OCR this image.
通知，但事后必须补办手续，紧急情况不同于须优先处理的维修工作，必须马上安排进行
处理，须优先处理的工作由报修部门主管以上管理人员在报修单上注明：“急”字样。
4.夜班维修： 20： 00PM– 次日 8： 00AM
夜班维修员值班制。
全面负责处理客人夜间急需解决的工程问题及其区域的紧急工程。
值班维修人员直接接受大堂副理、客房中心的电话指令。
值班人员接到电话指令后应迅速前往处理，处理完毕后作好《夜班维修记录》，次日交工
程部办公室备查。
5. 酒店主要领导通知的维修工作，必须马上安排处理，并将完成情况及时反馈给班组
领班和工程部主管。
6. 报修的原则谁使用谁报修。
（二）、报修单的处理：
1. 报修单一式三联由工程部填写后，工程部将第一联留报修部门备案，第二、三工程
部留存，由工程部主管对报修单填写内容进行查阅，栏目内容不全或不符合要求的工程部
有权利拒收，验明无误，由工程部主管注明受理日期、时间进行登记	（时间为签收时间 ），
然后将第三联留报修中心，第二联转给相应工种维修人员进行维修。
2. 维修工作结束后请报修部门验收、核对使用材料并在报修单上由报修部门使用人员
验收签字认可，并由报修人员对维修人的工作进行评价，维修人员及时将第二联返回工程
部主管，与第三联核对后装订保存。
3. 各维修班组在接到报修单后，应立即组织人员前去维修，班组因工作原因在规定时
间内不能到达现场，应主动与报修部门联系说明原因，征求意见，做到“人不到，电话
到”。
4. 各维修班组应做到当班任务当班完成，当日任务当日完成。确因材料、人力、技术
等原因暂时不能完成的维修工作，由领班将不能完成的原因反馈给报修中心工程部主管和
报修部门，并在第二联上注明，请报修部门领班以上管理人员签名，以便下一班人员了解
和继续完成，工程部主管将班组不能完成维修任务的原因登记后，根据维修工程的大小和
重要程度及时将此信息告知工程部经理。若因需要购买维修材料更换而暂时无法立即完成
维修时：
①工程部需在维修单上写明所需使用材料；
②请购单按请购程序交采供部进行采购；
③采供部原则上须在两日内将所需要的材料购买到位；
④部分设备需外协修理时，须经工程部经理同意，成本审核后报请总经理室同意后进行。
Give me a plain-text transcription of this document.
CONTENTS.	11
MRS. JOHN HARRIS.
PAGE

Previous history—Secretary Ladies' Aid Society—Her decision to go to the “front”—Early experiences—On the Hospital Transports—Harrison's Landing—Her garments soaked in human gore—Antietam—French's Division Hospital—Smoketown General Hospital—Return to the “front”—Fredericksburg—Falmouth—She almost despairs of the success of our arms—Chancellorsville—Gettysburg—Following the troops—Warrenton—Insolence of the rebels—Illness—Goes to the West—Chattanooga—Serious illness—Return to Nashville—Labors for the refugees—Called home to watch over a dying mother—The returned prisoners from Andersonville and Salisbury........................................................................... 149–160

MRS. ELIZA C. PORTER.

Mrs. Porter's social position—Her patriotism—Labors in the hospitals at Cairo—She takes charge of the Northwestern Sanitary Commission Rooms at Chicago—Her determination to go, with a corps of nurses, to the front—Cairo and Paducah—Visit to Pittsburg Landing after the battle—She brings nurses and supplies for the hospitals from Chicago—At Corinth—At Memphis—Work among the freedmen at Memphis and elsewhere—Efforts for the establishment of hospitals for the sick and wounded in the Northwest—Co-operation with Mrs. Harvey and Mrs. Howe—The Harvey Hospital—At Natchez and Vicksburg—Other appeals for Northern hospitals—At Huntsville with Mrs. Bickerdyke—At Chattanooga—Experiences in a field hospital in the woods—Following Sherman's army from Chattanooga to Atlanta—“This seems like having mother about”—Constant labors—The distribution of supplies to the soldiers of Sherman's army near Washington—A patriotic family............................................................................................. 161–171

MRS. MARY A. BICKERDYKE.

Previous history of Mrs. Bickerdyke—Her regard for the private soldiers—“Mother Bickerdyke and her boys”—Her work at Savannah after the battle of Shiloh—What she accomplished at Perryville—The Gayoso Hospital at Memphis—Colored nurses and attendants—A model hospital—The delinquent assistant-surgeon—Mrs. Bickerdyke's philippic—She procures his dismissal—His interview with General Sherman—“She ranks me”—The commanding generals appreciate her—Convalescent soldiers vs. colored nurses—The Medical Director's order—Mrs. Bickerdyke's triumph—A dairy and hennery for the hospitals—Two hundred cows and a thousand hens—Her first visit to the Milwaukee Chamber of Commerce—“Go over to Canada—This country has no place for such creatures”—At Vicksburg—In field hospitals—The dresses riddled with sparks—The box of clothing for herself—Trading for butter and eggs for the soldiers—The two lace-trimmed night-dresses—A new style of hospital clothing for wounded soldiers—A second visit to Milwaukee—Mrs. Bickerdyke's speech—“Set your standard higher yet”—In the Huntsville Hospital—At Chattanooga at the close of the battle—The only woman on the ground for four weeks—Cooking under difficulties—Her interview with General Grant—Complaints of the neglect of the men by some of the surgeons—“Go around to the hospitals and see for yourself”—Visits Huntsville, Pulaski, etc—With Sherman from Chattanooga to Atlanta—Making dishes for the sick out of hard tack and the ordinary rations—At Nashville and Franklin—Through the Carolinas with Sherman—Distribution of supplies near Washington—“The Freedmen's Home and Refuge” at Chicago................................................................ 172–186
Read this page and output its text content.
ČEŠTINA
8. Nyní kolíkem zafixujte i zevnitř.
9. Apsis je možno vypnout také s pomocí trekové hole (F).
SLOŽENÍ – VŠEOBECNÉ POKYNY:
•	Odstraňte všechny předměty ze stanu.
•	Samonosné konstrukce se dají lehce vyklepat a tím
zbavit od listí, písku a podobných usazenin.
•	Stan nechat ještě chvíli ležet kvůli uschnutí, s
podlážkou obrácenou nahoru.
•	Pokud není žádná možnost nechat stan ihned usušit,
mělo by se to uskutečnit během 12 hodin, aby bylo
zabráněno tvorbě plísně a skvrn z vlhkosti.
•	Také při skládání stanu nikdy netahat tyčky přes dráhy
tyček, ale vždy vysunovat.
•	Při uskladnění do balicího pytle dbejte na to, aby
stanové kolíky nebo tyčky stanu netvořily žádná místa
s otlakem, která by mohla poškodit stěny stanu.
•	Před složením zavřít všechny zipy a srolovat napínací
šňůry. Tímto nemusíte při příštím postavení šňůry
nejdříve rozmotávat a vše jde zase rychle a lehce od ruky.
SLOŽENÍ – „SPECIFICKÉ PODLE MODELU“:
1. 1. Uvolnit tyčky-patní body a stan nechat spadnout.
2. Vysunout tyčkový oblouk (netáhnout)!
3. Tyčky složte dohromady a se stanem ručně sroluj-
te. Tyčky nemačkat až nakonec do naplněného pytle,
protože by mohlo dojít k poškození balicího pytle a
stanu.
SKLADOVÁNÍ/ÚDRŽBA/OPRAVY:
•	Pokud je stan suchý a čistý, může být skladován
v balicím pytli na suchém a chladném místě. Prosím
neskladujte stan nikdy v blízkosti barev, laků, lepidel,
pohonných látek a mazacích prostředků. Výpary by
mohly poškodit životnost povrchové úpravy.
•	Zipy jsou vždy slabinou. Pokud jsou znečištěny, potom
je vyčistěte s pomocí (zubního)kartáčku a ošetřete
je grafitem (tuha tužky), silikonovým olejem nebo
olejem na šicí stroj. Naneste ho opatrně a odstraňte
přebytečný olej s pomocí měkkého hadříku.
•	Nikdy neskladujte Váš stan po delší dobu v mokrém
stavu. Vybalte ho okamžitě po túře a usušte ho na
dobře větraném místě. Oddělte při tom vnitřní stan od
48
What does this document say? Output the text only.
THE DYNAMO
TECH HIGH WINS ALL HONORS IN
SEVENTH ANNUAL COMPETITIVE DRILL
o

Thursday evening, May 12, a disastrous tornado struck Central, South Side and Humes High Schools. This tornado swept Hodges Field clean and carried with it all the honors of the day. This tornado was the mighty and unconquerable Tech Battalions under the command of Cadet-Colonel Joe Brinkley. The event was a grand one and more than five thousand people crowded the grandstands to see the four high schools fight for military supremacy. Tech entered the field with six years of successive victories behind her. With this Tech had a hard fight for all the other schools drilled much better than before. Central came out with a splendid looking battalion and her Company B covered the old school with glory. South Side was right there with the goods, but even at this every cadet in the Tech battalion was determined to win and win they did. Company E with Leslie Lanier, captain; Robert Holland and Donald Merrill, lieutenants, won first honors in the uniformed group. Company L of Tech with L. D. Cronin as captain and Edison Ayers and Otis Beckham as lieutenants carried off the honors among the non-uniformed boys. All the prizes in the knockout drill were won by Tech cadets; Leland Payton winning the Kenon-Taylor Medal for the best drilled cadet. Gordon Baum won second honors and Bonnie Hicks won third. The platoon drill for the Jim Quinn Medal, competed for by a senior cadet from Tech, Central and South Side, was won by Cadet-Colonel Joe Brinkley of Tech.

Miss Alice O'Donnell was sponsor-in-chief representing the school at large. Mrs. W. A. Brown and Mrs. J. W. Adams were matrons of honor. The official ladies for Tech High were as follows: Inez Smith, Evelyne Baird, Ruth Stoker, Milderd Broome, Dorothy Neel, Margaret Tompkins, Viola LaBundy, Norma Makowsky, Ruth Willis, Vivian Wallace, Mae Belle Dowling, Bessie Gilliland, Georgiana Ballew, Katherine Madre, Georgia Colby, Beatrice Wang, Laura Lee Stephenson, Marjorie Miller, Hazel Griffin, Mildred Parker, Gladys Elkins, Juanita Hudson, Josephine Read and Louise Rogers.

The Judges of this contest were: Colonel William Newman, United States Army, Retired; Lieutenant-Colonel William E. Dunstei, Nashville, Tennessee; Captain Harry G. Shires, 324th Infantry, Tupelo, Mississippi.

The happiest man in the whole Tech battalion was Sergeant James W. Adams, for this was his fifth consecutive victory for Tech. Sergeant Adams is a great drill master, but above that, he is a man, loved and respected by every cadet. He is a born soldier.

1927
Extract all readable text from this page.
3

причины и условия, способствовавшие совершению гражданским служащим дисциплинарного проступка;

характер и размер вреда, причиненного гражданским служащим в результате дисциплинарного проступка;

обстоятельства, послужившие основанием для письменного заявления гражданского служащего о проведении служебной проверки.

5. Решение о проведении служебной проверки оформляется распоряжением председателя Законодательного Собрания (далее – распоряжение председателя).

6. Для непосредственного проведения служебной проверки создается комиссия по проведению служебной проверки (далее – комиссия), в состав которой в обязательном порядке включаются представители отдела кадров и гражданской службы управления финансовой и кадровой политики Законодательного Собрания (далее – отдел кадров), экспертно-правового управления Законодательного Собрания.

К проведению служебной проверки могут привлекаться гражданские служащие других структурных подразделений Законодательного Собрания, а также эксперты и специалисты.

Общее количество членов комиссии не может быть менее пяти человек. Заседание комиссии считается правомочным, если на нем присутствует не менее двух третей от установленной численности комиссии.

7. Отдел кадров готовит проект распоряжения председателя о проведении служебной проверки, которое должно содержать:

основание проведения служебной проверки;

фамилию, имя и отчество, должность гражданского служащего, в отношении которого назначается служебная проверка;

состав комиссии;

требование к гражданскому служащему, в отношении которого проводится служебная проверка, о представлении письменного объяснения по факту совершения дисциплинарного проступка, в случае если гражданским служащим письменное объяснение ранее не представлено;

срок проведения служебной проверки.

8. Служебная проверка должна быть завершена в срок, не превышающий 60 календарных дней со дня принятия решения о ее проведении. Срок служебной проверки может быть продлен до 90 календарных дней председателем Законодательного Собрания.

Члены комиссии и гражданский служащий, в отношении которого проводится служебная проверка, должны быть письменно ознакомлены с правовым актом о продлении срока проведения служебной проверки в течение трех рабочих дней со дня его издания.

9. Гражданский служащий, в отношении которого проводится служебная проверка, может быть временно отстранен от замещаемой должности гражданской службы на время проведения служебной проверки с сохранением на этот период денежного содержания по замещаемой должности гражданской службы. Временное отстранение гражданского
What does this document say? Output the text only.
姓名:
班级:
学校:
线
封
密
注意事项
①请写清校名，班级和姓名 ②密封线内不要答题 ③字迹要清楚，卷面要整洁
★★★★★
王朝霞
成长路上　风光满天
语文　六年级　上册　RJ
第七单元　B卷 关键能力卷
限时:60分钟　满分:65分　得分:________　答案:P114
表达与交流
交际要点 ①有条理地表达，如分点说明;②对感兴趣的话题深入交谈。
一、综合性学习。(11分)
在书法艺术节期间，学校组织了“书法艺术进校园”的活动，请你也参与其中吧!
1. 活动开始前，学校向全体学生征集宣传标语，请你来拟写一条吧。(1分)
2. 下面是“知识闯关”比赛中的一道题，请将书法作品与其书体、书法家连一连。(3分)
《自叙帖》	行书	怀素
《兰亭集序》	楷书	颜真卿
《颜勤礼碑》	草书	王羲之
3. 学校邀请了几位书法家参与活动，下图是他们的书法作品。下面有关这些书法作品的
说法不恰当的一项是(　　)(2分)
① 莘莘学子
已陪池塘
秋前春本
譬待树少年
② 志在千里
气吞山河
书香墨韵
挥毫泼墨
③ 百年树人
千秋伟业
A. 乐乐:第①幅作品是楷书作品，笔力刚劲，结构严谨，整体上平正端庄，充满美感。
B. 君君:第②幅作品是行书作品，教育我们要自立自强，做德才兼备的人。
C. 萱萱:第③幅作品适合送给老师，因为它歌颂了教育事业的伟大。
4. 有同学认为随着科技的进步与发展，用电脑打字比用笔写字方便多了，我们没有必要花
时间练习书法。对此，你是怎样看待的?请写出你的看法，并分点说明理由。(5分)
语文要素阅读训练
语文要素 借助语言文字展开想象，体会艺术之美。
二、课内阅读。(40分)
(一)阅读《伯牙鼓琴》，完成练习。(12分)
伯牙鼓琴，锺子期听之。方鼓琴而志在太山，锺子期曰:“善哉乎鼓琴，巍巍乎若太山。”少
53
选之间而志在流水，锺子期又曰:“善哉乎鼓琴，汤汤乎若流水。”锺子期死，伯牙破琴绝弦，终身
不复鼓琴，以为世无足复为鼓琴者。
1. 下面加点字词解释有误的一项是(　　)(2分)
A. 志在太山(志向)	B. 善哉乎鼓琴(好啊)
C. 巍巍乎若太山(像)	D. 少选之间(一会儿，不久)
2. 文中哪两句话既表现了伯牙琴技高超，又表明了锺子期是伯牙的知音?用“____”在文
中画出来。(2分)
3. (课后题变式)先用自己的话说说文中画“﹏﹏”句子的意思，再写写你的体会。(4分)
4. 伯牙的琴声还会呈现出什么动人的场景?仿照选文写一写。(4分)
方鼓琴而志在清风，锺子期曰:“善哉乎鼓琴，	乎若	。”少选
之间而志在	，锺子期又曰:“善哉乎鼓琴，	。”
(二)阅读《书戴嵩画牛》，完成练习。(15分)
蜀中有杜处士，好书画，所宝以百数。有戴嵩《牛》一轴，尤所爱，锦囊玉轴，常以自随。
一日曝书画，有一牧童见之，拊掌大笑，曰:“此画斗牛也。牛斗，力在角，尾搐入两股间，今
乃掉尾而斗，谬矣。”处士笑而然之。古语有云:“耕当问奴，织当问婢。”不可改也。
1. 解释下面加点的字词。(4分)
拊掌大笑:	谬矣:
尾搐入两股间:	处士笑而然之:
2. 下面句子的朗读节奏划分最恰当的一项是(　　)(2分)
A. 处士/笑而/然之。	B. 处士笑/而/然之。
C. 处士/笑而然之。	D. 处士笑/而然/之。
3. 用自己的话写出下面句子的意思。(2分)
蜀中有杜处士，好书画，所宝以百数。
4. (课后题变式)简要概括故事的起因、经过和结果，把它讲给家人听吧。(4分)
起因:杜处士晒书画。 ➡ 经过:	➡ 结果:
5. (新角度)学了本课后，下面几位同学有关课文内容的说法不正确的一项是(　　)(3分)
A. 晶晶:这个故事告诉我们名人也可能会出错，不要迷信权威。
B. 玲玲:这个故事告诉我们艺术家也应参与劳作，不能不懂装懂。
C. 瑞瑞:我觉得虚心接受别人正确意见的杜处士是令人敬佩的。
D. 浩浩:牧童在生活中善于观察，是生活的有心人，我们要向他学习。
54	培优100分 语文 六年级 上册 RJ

--------

EXERCISE DIRECTIONS: Figure out how many lines of the data above include "отношении", then give the number and nothing more.

FINAL RESULT: 4